> **EXERCISE**
In the data below, find every line that has the string "ylabel", and copy it.

(Extracted records)
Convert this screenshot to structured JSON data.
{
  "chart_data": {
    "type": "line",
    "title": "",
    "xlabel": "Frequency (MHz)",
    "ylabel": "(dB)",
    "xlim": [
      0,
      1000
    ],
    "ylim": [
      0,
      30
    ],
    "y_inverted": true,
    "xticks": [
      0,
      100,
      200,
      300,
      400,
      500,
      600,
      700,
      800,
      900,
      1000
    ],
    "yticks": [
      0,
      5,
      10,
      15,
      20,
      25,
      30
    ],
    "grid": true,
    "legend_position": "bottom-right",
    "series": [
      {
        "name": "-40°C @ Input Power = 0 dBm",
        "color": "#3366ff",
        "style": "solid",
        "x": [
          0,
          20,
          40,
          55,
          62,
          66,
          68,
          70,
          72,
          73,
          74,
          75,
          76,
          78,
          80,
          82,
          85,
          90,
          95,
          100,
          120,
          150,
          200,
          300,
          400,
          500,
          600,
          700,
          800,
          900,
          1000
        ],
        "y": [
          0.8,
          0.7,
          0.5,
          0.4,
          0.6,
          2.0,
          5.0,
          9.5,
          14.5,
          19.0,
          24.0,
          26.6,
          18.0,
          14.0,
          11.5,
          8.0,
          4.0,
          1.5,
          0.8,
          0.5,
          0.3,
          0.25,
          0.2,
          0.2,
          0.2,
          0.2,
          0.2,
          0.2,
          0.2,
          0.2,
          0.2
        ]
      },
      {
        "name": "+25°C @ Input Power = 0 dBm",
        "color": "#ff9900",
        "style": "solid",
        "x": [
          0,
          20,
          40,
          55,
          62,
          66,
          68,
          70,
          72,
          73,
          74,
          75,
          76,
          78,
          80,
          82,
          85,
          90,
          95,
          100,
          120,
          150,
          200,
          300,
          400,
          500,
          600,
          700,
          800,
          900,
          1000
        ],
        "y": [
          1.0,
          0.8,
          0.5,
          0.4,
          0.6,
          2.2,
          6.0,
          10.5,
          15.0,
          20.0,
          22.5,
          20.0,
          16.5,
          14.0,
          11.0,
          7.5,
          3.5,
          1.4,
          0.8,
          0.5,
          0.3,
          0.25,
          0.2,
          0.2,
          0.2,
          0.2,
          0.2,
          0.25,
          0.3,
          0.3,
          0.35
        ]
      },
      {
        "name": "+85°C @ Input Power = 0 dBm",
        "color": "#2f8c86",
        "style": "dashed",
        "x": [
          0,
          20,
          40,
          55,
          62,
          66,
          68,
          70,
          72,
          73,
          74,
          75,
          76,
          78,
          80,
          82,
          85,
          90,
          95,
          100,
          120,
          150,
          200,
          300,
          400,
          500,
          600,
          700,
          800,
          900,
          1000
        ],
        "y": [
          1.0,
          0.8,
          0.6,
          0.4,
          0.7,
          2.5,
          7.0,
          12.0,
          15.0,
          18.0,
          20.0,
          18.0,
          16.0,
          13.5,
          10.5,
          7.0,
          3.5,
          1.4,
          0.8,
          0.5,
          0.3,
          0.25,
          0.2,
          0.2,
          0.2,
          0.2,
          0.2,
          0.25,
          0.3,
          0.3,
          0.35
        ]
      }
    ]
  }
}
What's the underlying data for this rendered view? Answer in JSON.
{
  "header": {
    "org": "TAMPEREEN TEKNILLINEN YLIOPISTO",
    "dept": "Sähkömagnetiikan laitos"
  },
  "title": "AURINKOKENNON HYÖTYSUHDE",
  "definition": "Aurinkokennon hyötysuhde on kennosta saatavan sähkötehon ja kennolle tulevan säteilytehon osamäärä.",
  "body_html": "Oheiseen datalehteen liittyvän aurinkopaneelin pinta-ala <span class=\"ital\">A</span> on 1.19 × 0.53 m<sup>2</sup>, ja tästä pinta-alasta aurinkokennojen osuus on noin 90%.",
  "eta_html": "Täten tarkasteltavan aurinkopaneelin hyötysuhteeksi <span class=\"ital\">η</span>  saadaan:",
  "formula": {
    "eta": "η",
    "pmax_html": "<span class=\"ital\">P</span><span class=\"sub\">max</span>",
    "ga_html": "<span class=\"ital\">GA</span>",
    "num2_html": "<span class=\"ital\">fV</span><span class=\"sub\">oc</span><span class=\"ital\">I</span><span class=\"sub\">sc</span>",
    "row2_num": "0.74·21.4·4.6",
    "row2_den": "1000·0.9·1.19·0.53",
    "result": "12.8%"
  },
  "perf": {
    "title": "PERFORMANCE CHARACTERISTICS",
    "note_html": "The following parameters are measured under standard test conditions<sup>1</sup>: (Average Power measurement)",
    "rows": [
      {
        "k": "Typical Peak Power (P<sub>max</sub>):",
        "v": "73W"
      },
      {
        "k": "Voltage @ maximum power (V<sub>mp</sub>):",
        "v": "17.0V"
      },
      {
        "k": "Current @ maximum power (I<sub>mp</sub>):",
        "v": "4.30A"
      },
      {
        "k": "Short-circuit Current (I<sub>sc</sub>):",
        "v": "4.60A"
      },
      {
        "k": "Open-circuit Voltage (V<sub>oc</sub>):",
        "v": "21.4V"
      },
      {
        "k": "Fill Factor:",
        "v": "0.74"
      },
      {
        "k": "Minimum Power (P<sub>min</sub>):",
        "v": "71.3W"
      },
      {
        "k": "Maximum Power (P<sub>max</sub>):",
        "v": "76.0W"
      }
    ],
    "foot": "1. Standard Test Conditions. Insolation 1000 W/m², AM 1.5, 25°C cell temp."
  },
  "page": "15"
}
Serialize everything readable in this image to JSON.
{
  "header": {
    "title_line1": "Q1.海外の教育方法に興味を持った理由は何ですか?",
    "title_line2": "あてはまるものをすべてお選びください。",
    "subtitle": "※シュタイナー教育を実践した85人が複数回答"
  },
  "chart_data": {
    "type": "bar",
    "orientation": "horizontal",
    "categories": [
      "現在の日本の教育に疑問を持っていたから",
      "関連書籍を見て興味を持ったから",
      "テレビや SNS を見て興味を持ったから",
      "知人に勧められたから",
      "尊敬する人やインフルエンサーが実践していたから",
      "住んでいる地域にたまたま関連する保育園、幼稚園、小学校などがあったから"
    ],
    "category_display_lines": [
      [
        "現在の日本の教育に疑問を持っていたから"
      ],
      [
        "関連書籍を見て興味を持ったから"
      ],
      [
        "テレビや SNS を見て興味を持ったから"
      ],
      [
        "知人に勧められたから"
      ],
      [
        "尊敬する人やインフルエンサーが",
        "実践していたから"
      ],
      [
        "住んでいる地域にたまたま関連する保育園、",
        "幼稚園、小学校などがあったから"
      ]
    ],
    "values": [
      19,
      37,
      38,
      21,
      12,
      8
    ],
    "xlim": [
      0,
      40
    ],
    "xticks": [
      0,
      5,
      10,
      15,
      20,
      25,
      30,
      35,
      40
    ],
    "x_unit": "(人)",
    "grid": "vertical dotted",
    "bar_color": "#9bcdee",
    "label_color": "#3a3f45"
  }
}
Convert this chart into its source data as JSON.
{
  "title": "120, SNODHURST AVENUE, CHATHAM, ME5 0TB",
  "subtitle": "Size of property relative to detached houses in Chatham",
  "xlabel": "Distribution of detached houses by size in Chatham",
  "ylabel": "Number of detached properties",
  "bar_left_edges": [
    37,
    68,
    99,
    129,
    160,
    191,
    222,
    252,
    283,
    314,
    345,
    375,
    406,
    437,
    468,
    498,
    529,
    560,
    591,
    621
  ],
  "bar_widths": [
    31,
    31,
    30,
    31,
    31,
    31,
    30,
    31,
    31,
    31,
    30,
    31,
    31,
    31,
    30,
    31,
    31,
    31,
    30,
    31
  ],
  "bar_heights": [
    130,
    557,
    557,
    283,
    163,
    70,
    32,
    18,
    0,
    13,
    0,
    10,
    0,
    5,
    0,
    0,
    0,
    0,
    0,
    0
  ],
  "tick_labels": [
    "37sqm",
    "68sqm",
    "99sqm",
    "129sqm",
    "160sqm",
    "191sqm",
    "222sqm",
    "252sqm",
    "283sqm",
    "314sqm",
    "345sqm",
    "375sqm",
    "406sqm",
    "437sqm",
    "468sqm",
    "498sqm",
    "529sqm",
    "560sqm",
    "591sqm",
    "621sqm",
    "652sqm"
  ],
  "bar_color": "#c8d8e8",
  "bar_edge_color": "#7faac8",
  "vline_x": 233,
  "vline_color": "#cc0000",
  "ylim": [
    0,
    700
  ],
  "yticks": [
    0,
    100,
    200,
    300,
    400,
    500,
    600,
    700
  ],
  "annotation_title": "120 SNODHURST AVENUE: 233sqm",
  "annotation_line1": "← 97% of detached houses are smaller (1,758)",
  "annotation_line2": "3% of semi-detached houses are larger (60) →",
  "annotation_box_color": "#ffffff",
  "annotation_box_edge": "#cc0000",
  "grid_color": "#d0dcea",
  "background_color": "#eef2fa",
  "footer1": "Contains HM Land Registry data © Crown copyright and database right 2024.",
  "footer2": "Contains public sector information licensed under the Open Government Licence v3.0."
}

> **TASK ANSWER**
    "ylabel": "(dB)",
  "ylabel": "Number of detached properties",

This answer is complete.